- **Exercise aim**
Report how many lines contain "Scope". The answer is a single number.

[Start of Records shown]

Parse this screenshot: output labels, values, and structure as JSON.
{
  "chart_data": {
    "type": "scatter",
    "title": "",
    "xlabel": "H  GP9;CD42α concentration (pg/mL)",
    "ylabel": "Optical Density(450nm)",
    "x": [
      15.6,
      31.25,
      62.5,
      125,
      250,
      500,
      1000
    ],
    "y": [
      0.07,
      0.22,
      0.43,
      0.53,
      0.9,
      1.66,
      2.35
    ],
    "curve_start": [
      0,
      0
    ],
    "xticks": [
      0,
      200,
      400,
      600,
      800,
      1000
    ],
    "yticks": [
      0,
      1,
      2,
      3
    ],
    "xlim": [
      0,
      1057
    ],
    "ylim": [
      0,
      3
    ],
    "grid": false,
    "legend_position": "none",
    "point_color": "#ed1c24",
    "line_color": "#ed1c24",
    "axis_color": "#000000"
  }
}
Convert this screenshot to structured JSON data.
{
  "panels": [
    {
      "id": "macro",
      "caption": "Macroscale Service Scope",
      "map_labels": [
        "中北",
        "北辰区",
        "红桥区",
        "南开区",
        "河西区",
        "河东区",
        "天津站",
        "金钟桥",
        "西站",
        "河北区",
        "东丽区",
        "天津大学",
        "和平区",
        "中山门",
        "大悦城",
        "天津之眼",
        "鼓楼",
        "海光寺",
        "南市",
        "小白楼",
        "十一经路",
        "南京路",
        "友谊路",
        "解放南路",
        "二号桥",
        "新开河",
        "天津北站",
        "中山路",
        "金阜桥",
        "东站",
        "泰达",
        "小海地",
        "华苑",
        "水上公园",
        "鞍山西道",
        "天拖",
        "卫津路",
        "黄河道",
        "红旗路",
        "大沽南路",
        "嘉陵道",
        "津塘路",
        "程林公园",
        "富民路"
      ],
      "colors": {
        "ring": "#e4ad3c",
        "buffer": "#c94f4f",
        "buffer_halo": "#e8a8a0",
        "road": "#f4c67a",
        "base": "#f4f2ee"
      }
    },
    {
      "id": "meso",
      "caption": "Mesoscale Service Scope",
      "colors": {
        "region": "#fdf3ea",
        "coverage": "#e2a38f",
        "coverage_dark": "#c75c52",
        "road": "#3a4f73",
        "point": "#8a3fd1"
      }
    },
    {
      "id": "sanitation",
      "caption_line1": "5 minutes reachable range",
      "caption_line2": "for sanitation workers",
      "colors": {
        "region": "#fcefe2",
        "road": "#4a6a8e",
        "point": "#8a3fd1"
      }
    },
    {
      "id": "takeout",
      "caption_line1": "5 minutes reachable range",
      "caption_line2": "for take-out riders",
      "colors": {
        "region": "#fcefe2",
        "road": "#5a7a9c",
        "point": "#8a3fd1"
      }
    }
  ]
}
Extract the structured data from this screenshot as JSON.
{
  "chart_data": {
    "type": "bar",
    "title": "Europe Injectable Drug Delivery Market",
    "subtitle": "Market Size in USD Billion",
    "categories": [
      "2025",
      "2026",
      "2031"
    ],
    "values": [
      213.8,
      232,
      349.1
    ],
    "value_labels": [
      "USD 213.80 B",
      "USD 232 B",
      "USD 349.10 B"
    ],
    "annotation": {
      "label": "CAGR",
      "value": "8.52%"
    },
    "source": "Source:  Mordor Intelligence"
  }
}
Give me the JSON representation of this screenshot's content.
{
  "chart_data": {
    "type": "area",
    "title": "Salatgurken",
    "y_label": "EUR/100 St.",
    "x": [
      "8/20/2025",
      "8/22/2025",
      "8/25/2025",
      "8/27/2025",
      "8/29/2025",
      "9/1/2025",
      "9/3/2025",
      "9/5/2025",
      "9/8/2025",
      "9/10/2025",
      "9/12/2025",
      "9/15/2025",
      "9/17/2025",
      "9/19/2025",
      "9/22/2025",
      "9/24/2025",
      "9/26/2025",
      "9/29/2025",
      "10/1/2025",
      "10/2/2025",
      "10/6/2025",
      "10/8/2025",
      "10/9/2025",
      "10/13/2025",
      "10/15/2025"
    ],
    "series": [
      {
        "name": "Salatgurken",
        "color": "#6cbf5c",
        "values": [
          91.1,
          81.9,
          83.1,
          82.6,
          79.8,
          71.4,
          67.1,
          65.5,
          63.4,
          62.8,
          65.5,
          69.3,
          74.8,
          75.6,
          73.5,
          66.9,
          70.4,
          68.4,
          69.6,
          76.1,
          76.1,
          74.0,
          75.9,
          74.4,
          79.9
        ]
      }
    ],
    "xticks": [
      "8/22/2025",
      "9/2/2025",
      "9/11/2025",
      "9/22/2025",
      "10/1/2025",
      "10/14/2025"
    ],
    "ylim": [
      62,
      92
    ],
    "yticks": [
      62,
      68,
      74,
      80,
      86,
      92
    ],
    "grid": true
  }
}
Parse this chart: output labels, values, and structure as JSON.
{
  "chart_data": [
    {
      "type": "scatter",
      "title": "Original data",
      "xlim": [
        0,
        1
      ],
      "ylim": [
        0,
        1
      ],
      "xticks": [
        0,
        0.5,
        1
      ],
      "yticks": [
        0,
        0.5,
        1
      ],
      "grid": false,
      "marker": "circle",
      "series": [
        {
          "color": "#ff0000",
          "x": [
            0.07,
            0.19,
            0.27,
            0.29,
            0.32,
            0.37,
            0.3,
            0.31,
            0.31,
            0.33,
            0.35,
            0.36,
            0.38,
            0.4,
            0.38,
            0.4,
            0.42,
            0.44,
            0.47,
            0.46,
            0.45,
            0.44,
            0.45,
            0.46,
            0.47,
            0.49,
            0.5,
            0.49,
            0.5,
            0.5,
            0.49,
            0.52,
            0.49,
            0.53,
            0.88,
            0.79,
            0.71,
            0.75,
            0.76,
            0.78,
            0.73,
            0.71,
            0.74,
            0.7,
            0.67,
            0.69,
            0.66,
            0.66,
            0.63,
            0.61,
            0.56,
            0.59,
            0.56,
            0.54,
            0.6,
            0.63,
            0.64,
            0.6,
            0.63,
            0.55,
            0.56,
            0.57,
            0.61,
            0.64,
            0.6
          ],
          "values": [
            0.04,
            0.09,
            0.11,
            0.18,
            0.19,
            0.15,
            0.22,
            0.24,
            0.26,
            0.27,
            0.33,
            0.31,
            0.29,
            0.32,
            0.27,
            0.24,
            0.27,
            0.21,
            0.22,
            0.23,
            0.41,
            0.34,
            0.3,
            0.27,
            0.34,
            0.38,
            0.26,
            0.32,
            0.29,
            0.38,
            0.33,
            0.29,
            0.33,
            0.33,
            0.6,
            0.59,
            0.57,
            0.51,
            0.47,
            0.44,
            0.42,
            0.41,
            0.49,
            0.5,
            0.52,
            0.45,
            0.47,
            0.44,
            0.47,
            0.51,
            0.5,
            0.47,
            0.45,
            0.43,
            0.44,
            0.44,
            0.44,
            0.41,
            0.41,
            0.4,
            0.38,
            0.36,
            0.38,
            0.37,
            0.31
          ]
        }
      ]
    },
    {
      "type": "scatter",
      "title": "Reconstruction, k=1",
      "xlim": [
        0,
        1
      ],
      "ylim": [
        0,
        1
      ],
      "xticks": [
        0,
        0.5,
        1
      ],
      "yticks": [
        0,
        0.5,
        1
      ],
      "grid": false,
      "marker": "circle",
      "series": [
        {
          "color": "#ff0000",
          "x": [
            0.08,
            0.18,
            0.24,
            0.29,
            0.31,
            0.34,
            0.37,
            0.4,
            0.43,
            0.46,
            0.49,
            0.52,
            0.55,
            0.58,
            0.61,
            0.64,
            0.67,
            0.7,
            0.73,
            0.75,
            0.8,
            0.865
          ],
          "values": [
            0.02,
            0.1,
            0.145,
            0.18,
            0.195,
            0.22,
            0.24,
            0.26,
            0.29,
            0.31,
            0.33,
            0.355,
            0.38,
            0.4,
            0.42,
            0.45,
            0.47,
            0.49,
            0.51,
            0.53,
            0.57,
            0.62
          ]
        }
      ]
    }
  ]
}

[End of Records shown]

- **Output for this exercise**
2